WRITTEN TASK »
Pull out from the material below all lines with "type".

— Begin RECORDED DATA —

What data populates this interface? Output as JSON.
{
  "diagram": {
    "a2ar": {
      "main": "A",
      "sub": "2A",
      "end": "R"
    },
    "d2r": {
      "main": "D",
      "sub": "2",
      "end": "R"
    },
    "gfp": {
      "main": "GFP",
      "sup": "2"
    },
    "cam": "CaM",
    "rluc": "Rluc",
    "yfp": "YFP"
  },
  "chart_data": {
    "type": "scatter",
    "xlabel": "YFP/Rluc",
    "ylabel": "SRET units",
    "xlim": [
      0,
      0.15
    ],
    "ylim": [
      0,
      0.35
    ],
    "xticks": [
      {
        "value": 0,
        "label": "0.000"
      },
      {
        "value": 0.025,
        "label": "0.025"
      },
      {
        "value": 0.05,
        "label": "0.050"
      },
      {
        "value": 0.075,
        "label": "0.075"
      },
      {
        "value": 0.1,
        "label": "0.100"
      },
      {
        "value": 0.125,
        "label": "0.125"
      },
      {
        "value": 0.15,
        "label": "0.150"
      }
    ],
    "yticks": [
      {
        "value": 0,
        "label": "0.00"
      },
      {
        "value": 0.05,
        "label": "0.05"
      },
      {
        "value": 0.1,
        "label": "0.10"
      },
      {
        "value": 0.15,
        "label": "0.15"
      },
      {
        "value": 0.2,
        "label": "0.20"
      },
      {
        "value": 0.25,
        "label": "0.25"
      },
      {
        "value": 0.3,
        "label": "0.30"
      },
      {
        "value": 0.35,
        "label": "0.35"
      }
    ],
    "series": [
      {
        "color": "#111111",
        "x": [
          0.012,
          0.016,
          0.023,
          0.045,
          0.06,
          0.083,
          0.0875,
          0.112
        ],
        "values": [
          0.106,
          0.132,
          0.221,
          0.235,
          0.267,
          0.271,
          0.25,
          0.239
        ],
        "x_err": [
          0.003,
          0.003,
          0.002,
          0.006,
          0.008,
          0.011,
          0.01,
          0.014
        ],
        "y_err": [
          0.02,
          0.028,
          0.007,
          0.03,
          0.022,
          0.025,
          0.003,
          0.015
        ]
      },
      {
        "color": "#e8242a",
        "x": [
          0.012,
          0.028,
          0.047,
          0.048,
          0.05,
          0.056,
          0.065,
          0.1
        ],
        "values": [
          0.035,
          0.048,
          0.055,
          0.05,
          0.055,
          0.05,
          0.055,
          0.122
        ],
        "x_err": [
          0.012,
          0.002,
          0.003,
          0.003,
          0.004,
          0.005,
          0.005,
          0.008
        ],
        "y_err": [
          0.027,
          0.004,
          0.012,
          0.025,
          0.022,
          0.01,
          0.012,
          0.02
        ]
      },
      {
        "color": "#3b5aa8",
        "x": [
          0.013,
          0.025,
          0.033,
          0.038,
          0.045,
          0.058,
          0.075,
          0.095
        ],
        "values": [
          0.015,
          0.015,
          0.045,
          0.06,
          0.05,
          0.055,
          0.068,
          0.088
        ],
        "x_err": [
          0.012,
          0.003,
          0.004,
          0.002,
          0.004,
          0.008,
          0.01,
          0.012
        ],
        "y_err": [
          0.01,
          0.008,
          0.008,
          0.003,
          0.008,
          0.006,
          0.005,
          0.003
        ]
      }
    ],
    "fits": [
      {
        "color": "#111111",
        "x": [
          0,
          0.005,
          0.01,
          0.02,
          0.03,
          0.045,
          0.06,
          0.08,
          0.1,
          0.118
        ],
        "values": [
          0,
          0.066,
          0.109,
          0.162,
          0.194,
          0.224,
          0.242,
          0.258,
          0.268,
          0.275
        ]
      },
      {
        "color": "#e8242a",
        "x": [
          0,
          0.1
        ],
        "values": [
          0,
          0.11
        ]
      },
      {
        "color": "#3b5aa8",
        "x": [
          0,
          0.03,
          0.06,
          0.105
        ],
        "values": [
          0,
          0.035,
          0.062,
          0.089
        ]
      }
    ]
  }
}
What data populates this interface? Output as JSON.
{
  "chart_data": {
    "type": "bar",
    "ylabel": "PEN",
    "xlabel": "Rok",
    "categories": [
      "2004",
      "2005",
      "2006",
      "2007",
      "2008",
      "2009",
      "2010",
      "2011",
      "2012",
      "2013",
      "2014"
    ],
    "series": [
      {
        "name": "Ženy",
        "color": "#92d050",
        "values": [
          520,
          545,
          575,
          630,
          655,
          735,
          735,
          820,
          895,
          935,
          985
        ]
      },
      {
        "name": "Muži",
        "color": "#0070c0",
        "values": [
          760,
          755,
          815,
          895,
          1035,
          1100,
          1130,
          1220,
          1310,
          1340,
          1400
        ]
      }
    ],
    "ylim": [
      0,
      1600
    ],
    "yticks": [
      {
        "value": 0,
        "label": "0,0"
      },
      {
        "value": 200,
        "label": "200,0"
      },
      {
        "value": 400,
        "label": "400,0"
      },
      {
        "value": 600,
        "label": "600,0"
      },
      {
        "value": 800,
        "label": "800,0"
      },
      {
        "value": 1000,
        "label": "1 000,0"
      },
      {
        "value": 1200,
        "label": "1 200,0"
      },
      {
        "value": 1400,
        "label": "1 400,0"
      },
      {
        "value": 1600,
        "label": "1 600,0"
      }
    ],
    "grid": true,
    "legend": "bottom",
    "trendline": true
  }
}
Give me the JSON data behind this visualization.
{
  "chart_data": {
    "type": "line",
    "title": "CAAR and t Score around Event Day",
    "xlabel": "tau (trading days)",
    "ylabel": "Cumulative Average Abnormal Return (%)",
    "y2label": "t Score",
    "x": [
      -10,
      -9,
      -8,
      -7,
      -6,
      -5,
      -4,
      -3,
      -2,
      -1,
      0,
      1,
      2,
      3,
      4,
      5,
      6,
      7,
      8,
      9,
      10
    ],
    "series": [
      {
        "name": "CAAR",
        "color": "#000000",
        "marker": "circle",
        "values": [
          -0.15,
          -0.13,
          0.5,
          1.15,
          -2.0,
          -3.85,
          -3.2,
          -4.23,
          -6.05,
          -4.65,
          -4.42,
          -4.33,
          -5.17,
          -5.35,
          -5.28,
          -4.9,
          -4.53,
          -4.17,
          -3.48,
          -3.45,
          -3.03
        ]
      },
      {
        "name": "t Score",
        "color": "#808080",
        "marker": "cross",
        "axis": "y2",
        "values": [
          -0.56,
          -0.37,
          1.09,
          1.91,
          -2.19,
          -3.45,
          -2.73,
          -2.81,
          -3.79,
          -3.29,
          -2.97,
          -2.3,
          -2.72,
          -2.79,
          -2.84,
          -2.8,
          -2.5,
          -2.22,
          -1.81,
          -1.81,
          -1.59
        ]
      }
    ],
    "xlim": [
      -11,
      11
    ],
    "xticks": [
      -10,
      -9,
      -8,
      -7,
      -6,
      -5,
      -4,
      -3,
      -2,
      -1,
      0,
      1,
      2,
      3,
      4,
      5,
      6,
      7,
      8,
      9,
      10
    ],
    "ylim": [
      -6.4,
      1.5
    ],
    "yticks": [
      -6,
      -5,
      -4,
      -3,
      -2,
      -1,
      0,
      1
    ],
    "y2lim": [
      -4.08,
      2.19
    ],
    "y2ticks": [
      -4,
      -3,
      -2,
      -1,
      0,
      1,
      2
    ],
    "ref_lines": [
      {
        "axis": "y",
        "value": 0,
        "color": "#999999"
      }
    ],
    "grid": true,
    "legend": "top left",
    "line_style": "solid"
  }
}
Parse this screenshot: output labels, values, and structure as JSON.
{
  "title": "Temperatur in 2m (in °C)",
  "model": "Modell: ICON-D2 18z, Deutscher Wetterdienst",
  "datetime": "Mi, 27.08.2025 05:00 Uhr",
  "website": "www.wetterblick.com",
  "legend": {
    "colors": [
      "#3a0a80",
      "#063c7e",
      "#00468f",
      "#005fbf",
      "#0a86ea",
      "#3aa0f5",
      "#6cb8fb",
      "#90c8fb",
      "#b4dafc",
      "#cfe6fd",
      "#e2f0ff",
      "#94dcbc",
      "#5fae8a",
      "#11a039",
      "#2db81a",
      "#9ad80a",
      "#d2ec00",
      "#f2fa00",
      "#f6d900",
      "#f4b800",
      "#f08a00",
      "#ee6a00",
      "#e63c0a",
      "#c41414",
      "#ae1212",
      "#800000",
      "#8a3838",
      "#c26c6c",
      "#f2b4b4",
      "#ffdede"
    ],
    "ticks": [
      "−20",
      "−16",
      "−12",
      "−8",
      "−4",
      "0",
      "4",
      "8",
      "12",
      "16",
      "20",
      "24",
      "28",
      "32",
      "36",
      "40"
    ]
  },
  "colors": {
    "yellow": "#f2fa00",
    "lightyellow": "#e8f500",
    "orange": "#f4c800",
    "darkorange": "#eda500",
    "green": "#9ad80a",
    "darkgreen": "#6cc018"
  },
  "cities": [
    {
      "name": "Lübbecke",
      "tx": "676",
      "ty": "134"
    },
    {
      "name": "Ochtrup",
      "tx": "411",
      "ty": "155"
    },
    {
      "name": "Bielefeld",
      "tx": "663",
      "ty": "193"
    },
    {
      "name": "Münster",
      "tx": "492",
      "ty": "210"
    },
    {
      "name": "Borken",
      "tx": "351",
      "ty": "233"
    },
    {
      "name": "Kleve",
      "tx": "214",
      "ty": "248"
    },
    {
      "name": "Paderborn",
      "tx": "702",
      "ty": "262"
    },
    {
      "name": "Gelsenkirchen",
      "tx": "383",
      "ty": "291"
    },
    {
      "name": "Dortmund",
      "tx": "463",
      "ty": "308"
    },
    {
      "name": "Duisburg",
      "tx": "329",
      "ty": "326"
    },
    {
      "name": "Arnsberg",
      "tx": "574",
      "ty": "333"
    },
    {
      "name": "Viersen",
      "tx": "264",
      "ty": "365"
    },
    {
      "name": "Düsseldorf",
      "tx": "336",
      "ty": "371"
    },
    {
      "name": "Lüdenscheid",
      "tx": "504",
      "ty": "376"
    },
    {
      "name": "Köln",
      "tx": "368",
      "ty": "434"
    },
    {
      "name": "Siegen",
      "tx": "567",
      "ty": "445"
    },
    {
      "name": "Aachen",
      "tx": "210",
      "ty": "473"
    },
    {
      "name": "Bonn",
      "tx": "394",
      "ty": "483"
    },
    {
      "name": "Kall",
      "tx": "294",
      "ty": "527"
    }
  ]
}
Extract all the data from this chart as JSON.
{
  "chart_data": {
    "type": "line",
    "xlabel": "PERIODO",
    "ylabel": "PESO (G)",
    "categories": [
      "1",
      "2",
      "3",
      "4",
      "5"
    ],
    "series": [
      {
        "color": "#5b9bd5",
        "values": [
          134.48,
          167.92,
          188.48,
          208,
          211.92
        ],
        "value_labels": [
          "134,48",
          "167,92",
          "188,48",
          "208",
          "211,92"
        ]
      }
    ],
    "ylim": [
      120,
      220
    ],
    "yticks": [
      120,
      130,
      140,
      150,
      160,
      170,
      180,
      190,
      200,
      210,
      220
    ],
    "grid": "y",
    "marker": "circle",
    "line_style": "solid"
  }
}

— End RECORDED DATA —

FINISHED ANSWER »
    "type": "scatter",
    "type": "bar",
    "type": "line",
    "type": "line",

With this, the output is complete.